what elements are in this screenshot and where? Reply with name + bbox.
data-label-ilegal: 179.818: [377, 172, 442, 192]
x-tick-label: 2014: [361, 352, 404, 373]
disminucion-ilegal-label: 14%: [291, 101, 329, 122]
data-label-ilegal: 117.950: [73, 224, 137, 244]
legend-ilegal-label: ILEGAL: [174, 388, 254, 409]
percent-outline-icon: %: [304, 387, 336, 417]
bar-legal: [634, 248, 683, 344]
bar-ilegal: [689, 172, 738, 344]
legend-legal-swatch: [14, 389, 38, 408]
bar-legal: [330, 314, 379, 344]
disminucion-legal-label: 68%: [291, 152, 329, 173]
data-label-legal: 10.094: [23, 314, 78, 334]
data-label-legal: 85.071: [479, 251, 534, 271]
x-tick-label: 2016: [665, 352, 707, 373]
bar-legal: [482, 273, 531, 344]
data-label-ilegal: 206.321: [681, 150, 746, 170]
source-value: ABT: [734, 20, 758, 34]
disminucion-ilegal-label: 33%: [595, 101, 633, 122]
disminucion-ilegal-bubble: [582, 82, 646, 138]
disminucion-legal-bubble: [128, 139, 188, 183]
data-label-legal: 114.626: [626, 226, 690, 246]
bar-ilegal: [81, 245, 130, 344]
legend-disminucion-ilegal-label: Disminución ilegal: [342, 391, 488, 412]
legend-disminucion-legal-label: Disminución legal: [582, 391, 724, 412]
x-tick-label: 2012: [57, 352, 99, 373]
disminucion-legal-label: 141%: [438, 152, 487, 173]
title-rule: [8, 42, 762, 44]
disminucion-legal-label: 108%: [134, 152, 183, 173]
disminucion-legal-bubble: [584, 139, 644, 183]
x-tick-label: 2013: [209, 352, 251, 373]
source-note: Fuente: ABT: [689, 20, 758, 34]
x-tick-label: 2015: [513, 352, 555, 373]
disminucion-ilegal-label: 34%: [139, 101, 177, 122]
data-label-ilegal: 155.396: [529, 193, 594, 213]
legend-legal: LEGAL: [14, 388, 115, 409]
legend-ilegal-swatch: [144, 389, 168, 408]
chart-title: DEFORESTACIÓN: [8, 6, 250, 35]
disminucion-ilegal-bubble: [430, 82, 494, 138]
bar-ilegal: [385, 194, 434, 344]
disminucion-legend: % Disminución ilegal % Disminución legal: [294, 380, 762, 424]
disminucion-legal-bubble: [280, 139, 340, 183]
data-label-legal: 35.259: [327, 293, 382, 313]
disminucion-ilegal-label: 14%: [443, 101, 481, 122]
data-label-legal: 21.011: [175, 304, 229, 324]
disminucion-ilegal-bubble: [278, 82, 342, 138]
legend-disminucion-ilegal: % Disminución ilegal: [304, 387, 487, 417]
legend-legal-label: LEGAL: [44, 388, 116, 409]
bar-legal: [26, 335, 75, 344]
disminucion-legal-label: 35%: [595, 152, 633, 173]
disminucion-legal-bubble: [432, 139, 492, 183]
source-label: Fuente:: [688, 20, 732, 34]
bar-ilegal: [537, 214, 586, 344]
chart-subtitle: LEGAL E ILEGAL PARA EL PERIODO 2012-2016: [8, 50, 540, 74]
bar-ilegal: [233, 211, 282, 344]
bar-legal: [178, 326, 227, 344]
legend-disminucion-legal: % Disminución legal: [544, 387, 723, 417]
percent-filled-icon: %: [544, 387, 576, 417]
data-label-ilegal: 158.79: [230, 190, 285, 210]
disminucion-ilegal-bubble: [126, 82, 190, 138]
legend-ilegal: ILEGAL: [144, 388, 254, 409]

→ Goal
Copy every line of the item above word for word, keeping each number and bracket as it appears.

→ Task output
what elements are in this screenshot and where? Reply with name + bbox.
data-label-ilegal: 179.818: [377, 172, 442, 192]
x-tick-label: 2014: [361, 352, 404, 373]
disminucion-ilegal-label: 14%: [291, 101, 329, 122]
data-label-ilegal: 117.950: [73, 224, 137, 244]
legend-ilegal-label: ILEGAL: [174, 388, 254, 409]
percent-outline-icon: %: [304, 387, 336, 417]
bar-legal: [634, 248, 683, 344]
bar-ilegal: [689, 172, 738, 344]
legend-legal-swatch: [14, 389, 38, 408]
bar-legal: [330, 314, 379, 344]
disminucion-legal-label: 68%: [291, 152, 329, 173]
data-label-legal: 10.094: [23, 314, 78, 334]
data-label-legal: 85.071: [479, 251, 534, 271]
x-tick-label: 2016: [665, 352, 707, 373]
bar-legal: [482, 273, 531, 344]
data-label-ilegal: 206.321: [681, 150, 746, 170]
source-value: ABT: [734, 20, 758, 34]
disminucion-ilegal-label: 33%: [595, 101, 633, 122]
disminucion-ilegal-bubble: [582, 82, 646, 138]
disminucion-legal-bubble: [128, 139, 188, 183]
data-label-legal: 114.626: [626, 226, 690, 246]
bar-ilegal: [81, 245, 130, 344]
legend-disminucion-ilegal-label: Disminución ilegal: [342, 391, 488, 412]
legend-disminucion-legal-label: Disminución legal: [582, 391, 724, 412]
x-tick-label: 2012: [57, 352, 99, 373]
disminucion-legal-label: 141%: [438, 152, 487, 173]
title-rule: [8, 42, 762, 44]
disminucion-legal-label: 108%: [134, 152, 183, 173]
disminucion-legal-bubble: [584, 139, 644, 183]
x-tick-label: 2013: [209, 352, 251, 373]
source-note: Fuente: ABT: [689, 20, 758, 34]
x-tick-label: 2015: [513, 352, 555, 373]
disminucion-ilegal-label: 34%: [139, 101, 177, 122]
data-label-ilegal: 155.396: [529, 193, 594, 213]
legend-legal: LEGAL: [14, 388, 115, 409]
legend-ilegal-swatch: [144, 389, 168, 408]
chart-title: DEFORESTACIÓN: [8, 6, 250, 35]
disminucion-ilegal-bubble: [430, 82, 494, 138]
bar-ilegal: [385, 194, 434, 344]
disminucion-legend: % Disminución ilegal % Disminución legal: [294, 380, 762, 424]
disminucion-legal-bubble: [280, 139, 340, 183]
data-label-legal: 35.259: [327, 293, 382, 313]
disminucion-ilegal-label: 14%: [443, 101, 481, 122]
data-label-legal: 21.011: [175, 304, 229, 324]
disminucion-ilegal-bubble: [278, 82, 342, 138]
legend-disminucion-ilegal: % Disminución ilegal: [304, 387, 487, 417]
legend-legal-label: LEGAL: [44, 388, 116, 409]
bar-legal: [26, 335, 75, 344]
disminucion-legal-label: 35%: [595, 152, 633, 173]
disminucion-legal-bubble: [432, 139, 492, 183]
source-label: Fuente:: [688, 20, 732, 34]
bar-ilegal: [537, 214, 586, 344]
chart-subtitle: LEGAL E ILEGAL PARA EL PERIODO 2012-2016: [8, 50, 540, 74]
bar-ilegal: [233, 211, 282, 344]
bar-legal: [178, 326, 227, 344]
legend-disminucion-legal: % Disminución legal: [544, 387, 723, 417]
percent-filled-icon: %: [544, 387, 576, 417]
data-label-ilegal: 158.79: [230, 190, 285, 210]
disminucion-ilegal-bubble: [126, 82, 190, 138]
legend-ilegal: ILEGAL: [144, 388, 254, 409]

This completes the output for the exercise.